Exercise directions.
Word for word, transcribe the lines below and drop the pictures.

Rows.
----------
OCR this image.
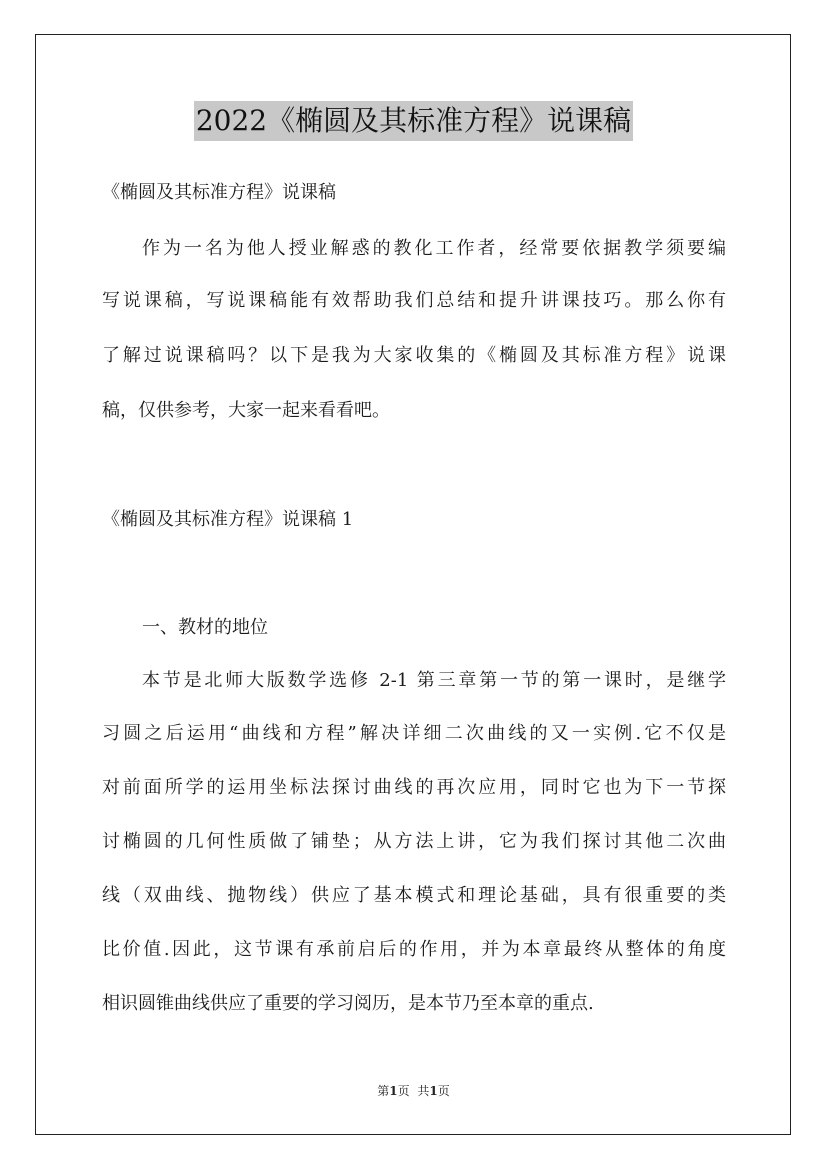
2022《椭圆及其标准方程》说课稿
《椭圆及其标准方程》说课稿
作为一名为他人授业解惑的教化工作者，经常要依据教学须要编
写说课稿，写说课稿能有效帮助我们总结和提升讲课技巧。那么你有
了解过说课稿吗？以下是我为大家收集的《椭圆及其标准方程》说课
稿，仅供参考，大家一起来看看吧。
《椭圆及其标准方程》说课稿 1
一、教材的地位
本节是北师大版数学选修 2-1 第三章第一节的第一课时，是继学
习圆之后运用“曲线和方程”解决详细二次曲线的又一实例.它不仅是
对前面所学的运用坐标法探讨曲线的再次应用，同时它也为下一节探
讨椭圆的几何性质做了铺垫；从方法上讲，它为我们探讨其他二次曲
线（双曲线、抛物线）供应了基本模式和理论基础，具有很重要的类
比价值.因此，这节课有承前启后的作用，并为本章最终从整体的角度
相识圆锥曲线供应了重要的学习阅历，是本节乃至本章的重点.
第1页 共1页
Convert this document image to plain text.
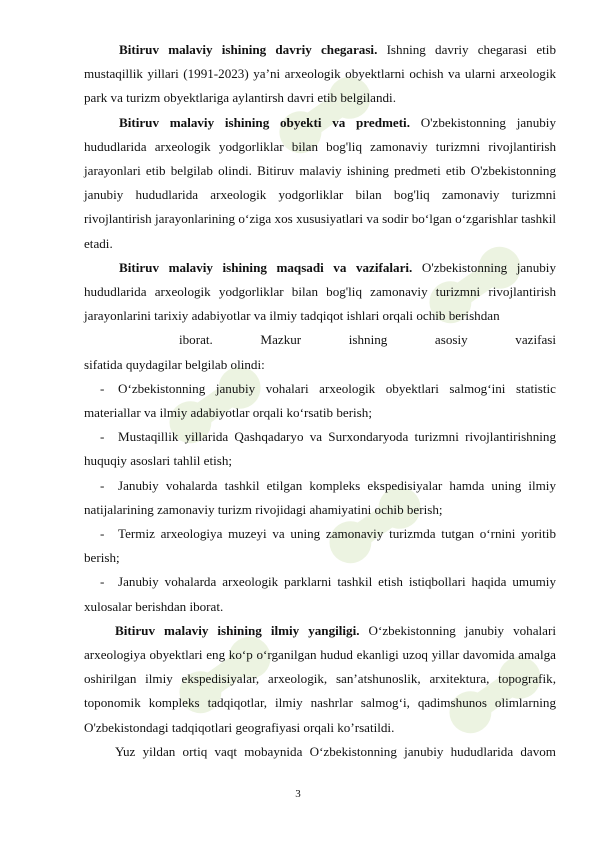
Bitiruv malaviy ishining davriy chegarasi. Ishning davriy chegarasi etib mustaqillik yillari (1991-2023) ya’ni arxeologik obyektlarni ochish va ularni arxeologik park va turizm obyektlariga aylantirsh davri etib belgilandi.

Bitiruv malaviy ishining obyekti va predmeti. O'zbekistonning janubiy hududlarida arxeologik yodgorliklar bilan bog'liq zamonaviy turizmni rivojlantirish jarayonlari etib belgilab olindi. Bitiruv malaviy ishining predmeti etib O'zbekistonning janubiy hududlarida arxeologik yodgorliklar bilan bog'liq zamonaviy turizmni rivojlantirish jarayonlarining o‘ziga xos xususiyatlari va sodir bo‘lgan o‘zgarishlar tashkil etadi.

Bitiruv malaviy ishining maqsadi va vazifalari. O'zbekistonning janubiy hududlarida arxeologik yodgorliklar bilan bog'liq zamonaviy turizmni rivojlantirish jarayonlarini tarixiy adabiyotlar va ilmiy tadqiqot ishlari orqali ochib berishdan

iborat. Mazkur ishning asosiy vazifasi

sifatida quydagilar belgilab olindi:

- O‘zbekistonning janubiy vohalari arxeologik obyektlari salmog‘ini statistic materiallar va ilmiy adabiyotlar orqali ko‘rsatib berish;

- Mustaqillik yillarida Qashqadaryo va Surxondaryoda turizmni rivojlantirishning huquqiy asoslari tahlil etish;

- Janubiy vohalarda tashkil etilgan kompleks ekspedisiyalar hamda uning ilmiy natijalarining zamonaviy turizm rivojidagi ahamiyatini ochib berish;

- Termiz arxeologiya muzeyi va uning zamonaviy turizmda tutgan o‘rnini yoritib berish;

- Janubiy vohalarda arxeologik parklarni tashkil etish istiqbollari haqida umumiy xulosalar berishdan iborat.

Bitiruv malaviy ishining ilmiy yangiligi. O‘zbekistonning janubiy vohalari arxeologiya obyektlari eng ko‘p o‘rganilgan hudud ekanligi uzoq yillar davomida amalga oshirilgan ilmiy ekspedisiyalar, arxeologik, san’atshunoslik, arxitektura, topografik, toponomik kompleks tadqiqotlar, ilmiy nashrlar salmog‘i, qadimshunos olimlarning O'zbekistondagi tadqiqotlari geografiyasi orqali ko’rsatildi.

Yuz yildan ortiq vaqt mobaynida O‘zbekistonning janubiy hududlarida davom

3
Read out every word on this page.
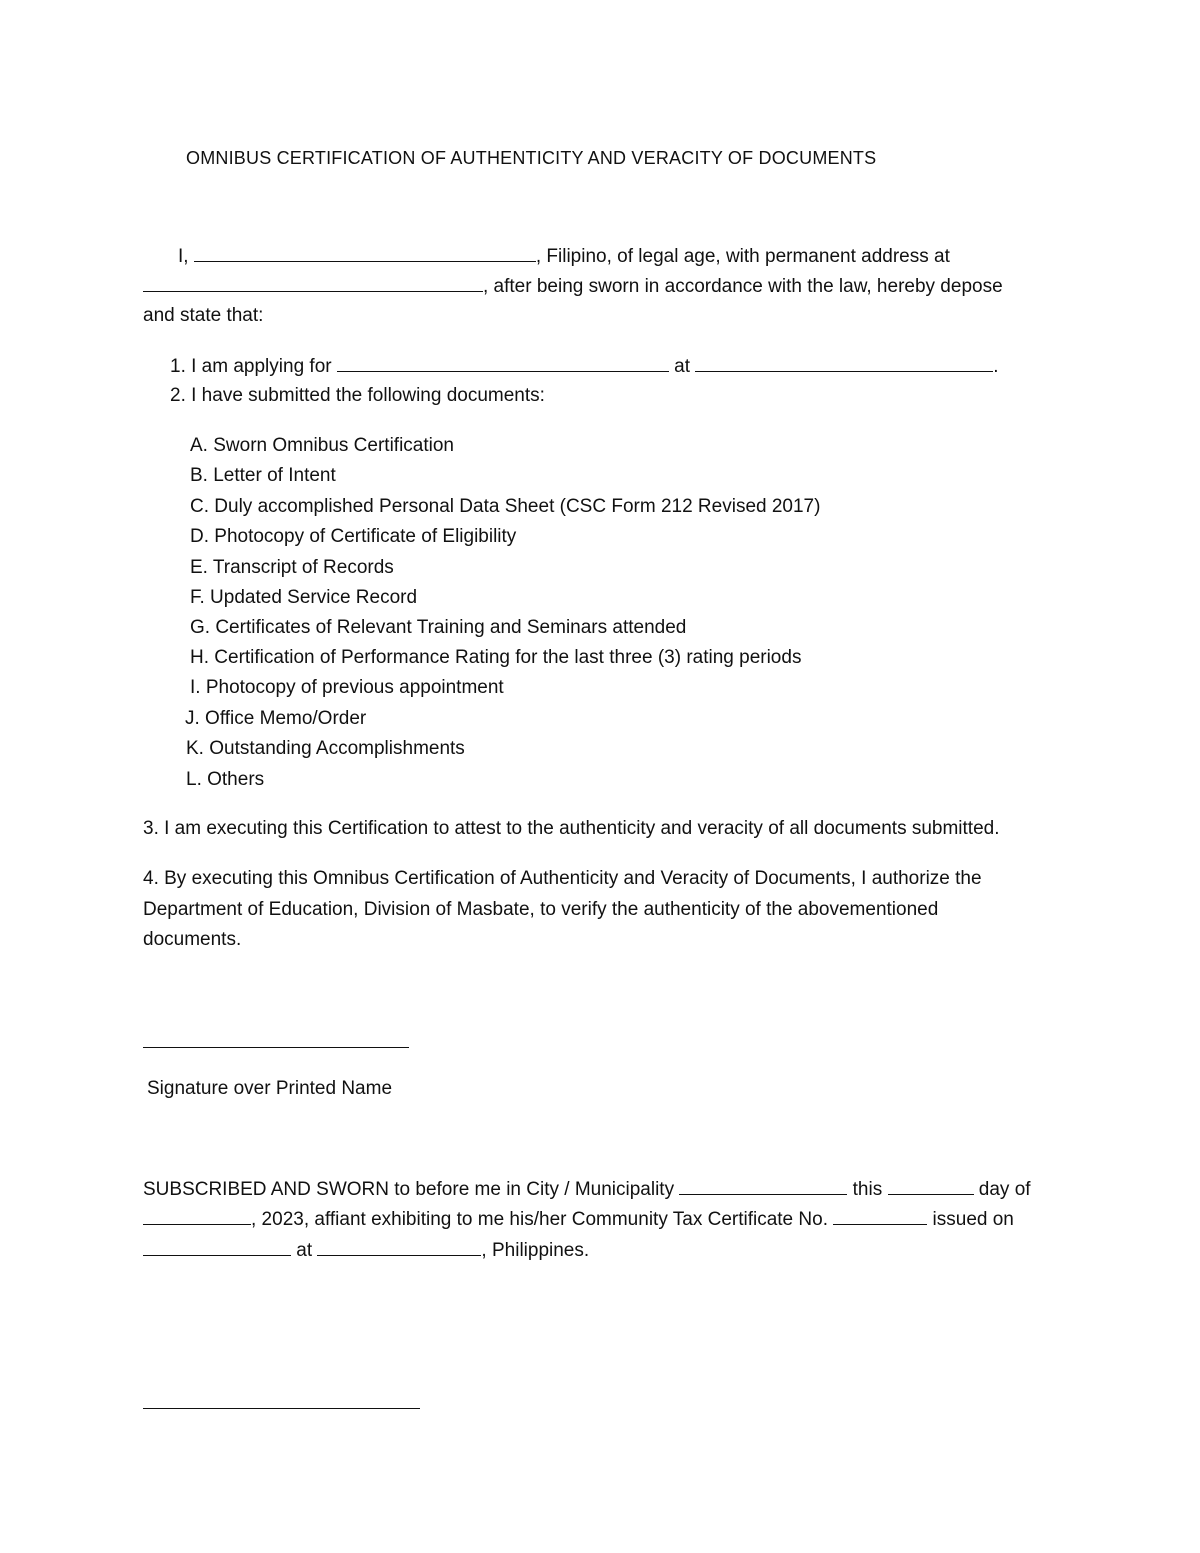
OMNIBUS CERTIFICATION OF AUTHENTICITY AND VERACITY OF DOCUMENTS
I,	, Filipino, of legal age, with permanent address at
, after being sworn in accordance with the law, hereby depose
and state that:
1. I am applying for	at	.
2. I have submitted the following documents:
A. Sworn Omnibus Certification
B. Letter of Intent
C. Duly accomplished Personal Data Sheet (CSC Form 212 Revised 2017)
D. Photocopy of Certificate of Eligibility
E. Transcript of Records
F. Updated Service Record
G. Certificates of Relevant Training and Seminars attended
H. Certification of Performance Rating for the last three (3) rating periods
I. Photocopy of previous appointment
J. Office Memo/Order
K. Outstanding Accomplishments
L. Others
3. I am executing this Certification to attest to the authenticity and veracity of all documents submitted.
4. By executing this Omnibus Certification of Authenticity and Veracity of Documents, I authorize the
Department of Education, Division of Masbate, to verify the authenticity of the abovementioned
documents.
Signature over Printed Name
SUBSCRIBED AND SWORN to before me in City / Municipality	this	day of
, 2023, affiant exhibiting to me his/her Community Tax Certificate No.	issued on
at	, Philippines.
----------
Expected answer.
OCR this image.
2022《椭圆及其标准方程》说课稿
《椭圆及其标准方程》说课稿
作为一名为他人授业解惑的教化工作者，经常要依据教学须要编
写说课稿，写说课稿能有效帮助我们总结和提升讲课技巧。那么你有
了解过说课稿吗？以下是我为大家收集的《椭圆及其标准方程》说课
稿，仅供参考，大家一起来看看吧。
《椭圆及其标准方程》说课稿 1
一、教材的地位
本节是北师大版数学选修 2-1 第三章第一节的第一课时，是继学
习圆之后运用“曲线和方程”解决详细二次曲线的又一实例.它不仅是
对前面所学的运用坐标法探讨曲线的再次应用，同时它也为下一节探
讨椭圆的几何性质做了铺垫；从方法上讲，它为我们探讨其他二次曲
线（双曲线、抛物线）供应了基本模式和理论基础，具有很重要的类
比价值.因此，这节课有承前启后的作用，并为本章最终从整体的角度
相识圆锥曲线供应了重要的学习阅历，是本节乃至本章的重点.
第1页 共1页
Convert this document image to plain text.
Bitiruv malaviy ishining davriy chegarasi. Ishning davriy chegarasi etib mustaqillik yillari (1991-2023) ya’ni arxeologik obyektlarni ochish va ularni arxeologik park va turizm obyektlariga aylantirsh davri etib belgilandi.

Bitiruv malaviy ishining obyekti va predmeti. O'zbekistonning janubiy hududlarida arxeologik yodgorliklar bilan bog'liq zamonaviy turizmni rivojlantirish jarayonlari etib belgilab olindi. Bitiruv malaviy ishining predmeti etib O'zbekistonning janubiy hududlarida arxeologik yodgorliklar bilan bog'liq zamonaviy turizmni rivojlantirish jarayonlarining o‘ziga xos xususiyatlari va sodir bo‘lgan o‘zgarishlar tashkil etadi.

Bitiruv malaviy ishining maqsadi va vazifalari. O'zbekistonning janubiy hududlarida arxeologik yodgorliklar bilan bog'liq zamonaviy turizmni rivojlantirish jarayonlarini tarixiy adabiyotlar va ilmiy tadqiqot ishlari orqali ochib berishdan

iborat. Mazkur ishning asosiy vazifasi

sifatida quydagilar belgilab olindi:

- O‘zbekistonning janubiy vohalari arxeologik obyektlari salmog‘ini statistic materiallar va ilmiy adabiyotlar orqali ko‘rsatib berish;

- Mustaqillik yillarida Qashqadaryo va Surxondaryoda turizmni rivojlantirishning huquqiy asoslari tahlil etish;

- Janubiy vohalarda tashkil etilgan kompleks ekspedisiyalar hamda uning ilmiy natijalarining zamonaviy turizm rivojidagi ahamiyatini ochib berish;

- Termiz arxeologiya muzeyi va uning zamonaviy turizmda tutgan o‘rnini yoritib berish;

- Janubiy vohalarda arxeologik parklarni tashkil etish istiqbollari haqida umumiy xulosalar berishdan iborat.

Bitiruv malaviy ishining ilmiy yangiligi. O‘zbekistonning janubiy vohalari arxeologiya obyektlari eng ko‘p o‘rganilgan hudud ekanligi uzoq yillar davomida amalga oshirilgan ilmiy ekspedisiyalar, arxeologik, san’atshunoslik, arxitektura, topografik, toponomik kompleks tadqiqotlar, ilmiy nashrlar salmog‘i, qadimshunos olimlarning O'zbekistondagi tadqiqotlari geografiyasi orqali ko’rsatildi.

Yuz yildan ortiq vaqt mobaynida O‘zbekistonning janubiy hududlarida davom

3
Read out every word on this page.
OMNIBUS CERTIFICATION OF AUTHENTICITY AND VERACITY OF DOCUMENTS
I,	, Filipino, of legal age, with permanent address at
, after being sworn in accordance with the law, hereby depose
and state that:
1. I am applying for	at	.
2. I have submitted the following documents:
A. Sworn Omnibus Certification
B. Letter of Intent
C. Duly accomplished Personal Data Sheet (CSC Form 212 Revised 2017)
D. Photocopy of Certificate of Eligibility
E. Transcript of Records
F. Updated Service Record
G. Certificates of Relevant Training and Seminars attended
H. Certification of Performance Rating for the last three (3) rating periods
I. Photocopy of previous appointment
J. Office Memo/Order
K. Outstanding Accomplishments
L. Others
3. I am executing this Certification to attest to the authenticity and veracity of all documents submitted.
4. By executing this Omnibus Certification of Authenticity and Veracity of Documents, I authorize the
Department of Education, Division of Masbate, to verify the authenticity of the abovementioned
documents.
Signature over Printed Name
SUBSCRIBED AND SWORN to before me in City / Municipality	this	day of
, 2023, affiant exhibiting to me his/her Community Tax Certificate No.	issued on
at	, Philippines.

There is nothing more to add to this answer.